_Aim of the task:_
Every line of the records must be repeated exactly; pictures stay out.

_Listed records:_
● ● ● ●

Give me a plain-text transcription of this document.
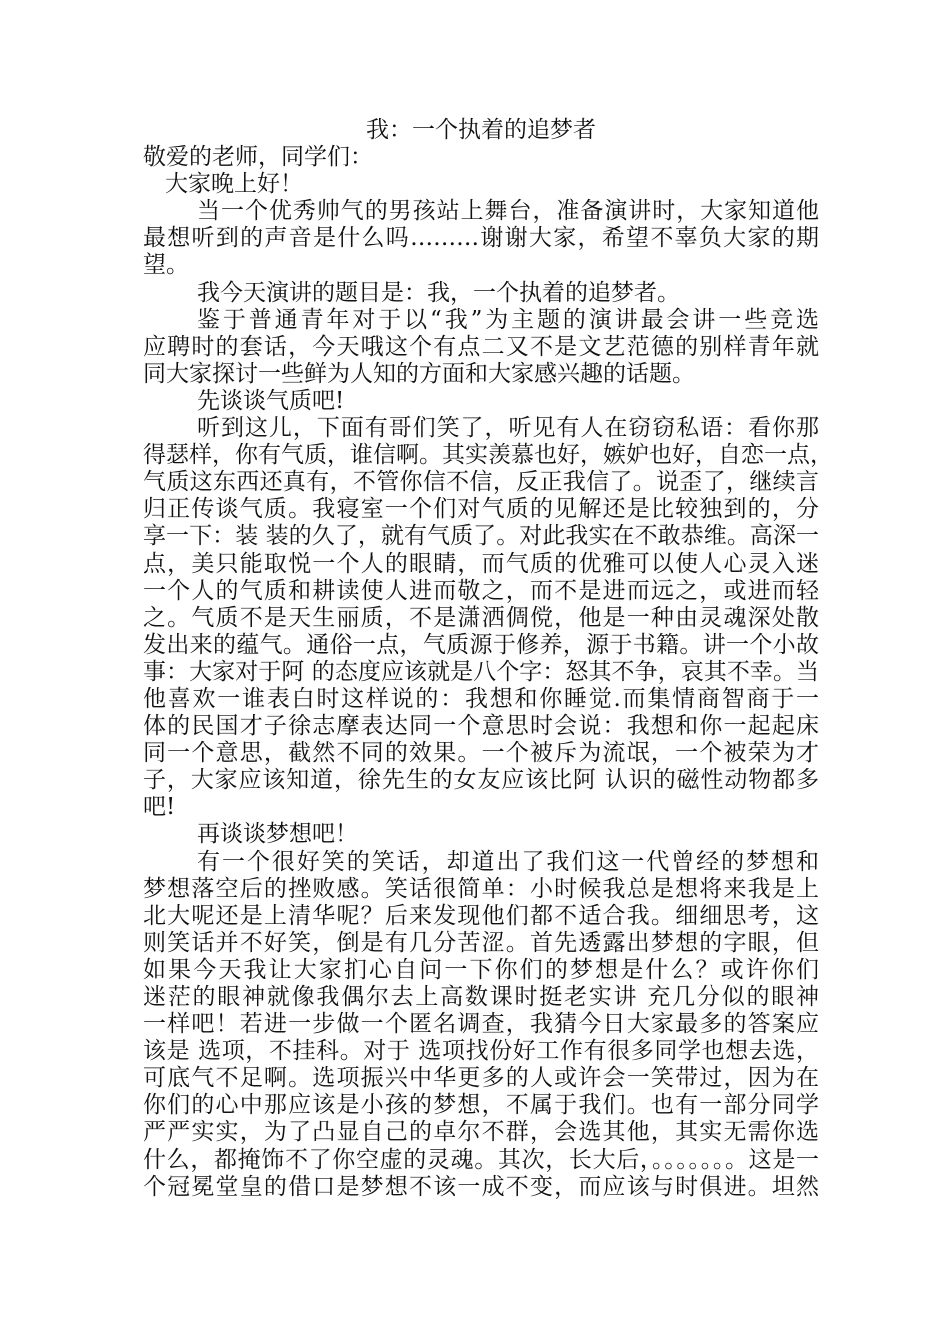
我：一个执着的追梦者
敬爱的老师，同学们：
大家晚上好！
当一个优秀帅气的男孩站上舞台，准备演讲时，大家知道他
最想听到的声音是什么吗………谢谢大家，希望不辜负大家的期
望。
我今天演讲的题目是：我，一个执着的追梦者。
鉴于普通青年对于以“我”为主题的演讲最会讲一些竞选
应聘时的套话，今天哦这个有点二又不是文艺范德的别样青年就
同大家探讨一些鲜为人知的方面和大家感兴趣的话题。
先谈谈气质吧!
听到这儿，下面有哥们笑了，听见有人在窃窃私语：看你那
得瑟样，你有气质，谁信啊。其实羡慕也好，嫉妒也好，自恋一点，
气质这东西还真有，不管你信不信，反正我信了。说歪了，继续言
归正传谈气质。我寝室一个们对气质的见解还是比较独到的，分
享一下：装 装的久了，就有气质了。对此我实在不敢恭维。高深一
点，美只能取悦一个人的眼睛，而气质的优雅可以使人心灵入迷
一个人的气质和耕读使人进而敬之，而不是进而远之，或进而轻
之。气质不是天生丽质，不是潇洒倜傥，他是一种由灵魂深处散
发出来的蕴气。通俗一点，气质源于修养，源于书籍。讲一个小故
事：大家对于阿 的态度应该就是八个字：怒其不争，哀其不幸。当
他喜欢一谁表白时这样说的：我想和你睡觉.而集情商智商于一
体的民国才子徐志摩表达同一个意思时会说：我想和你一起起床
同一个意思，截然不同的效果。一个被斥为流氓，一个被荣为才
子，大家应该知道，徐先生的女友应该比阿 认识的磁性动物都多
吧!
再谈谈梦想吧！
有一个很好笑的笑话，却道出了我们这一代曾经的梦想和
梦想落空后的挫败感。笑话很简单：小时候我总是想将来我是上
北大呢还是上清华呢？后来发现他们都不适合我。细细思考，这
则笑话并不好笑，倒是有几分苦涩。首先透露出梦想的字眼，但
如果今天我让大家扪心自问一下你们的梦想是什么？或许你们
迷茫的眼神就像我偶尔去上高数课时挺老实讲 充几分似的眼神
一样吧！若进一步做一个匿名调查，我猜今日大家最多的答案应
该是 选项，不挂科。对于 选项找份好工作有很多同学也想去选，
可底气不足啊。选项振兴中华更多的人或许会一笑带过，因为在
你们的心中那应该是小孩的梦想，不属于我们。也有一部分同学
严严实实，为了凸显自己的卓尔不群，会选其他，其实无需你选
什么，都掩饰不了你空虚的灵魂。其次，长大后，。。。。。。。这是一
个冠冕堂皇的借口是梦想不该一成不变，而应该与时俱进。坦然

● ● ● ●

_The solution:_
Give me a plain-text transcription of this document.
我：一个执着的追梦者
敬爱的老师，同学们：
大家晚上好！
当一个优秀帅气的男孩站上舞台，准备演讲时，大家知道他
最想听到的声音是什么吗………谢谢大家，希望不辜负大家的期
望。
我今天演讲的题目是：我，一个执着的追梦者。
鉴于普通青年对于以“我”为主题的演讲最会讲一些竞选
应聘时的套话，今天哦这个有点二又不是文艺范德的别样青年就
同大家探讨一些鲜为人知的方面和大家感兴趣的话题。
先谈谈气质吧!
听到这儿，下面有哥们笑了，听见有人在窃窃私语：看你那
得瑟样，你有气质，谁信啊。其实羡慕也好，嫉妒也好，自恋一点，
气质这东西还真有，不管你信不信，反正我信了。说歪了，继续言
归正传谈气质。我寝室一个们对气质的见解还是比较独到的，分
享一下：装 装的久了，就有气质了。对此我实在不敢恭维。高深一
点，美只能取悦一个人的眼睛，而气质的优雅可以使人心灵入迷
一个人的气质和耕读使人进而敬之，而不是进而远之，或进而轻
之。气质不是天生丽质，不是潇洒倜傥，他是一种由灵魂深处散
发出来的蕴气。通俗一点，气质源于修养，源于书籍。讲一个小故
事：大家对于阿 的态度应该就是八个字：怒其不争，哀其不幸。当
他喜欢一谁表白时这样说的：我想和你睡觉.而集情商智商于一
体的民国才子徐志摩表达同一个意思时会说：我想和你一起起床
同一个意思，截然不同的效果。一个被斥为流氓，一个被荣为才
子，大家应该知道，徐先生的女友应该比阿 认识的磁性动物都多
吧!
再谈谈梦想吧！
有一个很好笑的笑话，却道出了我们这一代曾经的梦想和
梦想落空后的挫败感。笑话很简单：小时候我总是想将来我是上
北大呢还是上清华呢？后来发现他们都不适合我。细细思考，这
则笑话并不好笑，倒是有几分苦涩。首先透露出梦想的字眼，但
如果今天我让大家扪心自问一下你们的梦想是什么？或许你们
迷茫的眼神就像我偶尔去上高数课时挺老实讲 充几分似的眼神
一样吧！若进一步做一个匿名调查，我猜今日大家最多的答案应
该是 选项，不挂科。对于 选项找份好工作有很多同学也想去选，
可底气不足啊。选项振兴中华更多的人或许会一笑带过，因为在
你们的心中那应该是小孩的梦想，不属于我们。也有一部分同学
严严实实，为了凸显自己的卓尔不群，会选其他，其实无需你选
什么，都掩饰不了你空虚的灵魂。其次，长大后，。。。。。。。这是一
个冠冕堂皇的借口是梦想不该一成不变，而应该与时俱进。坦然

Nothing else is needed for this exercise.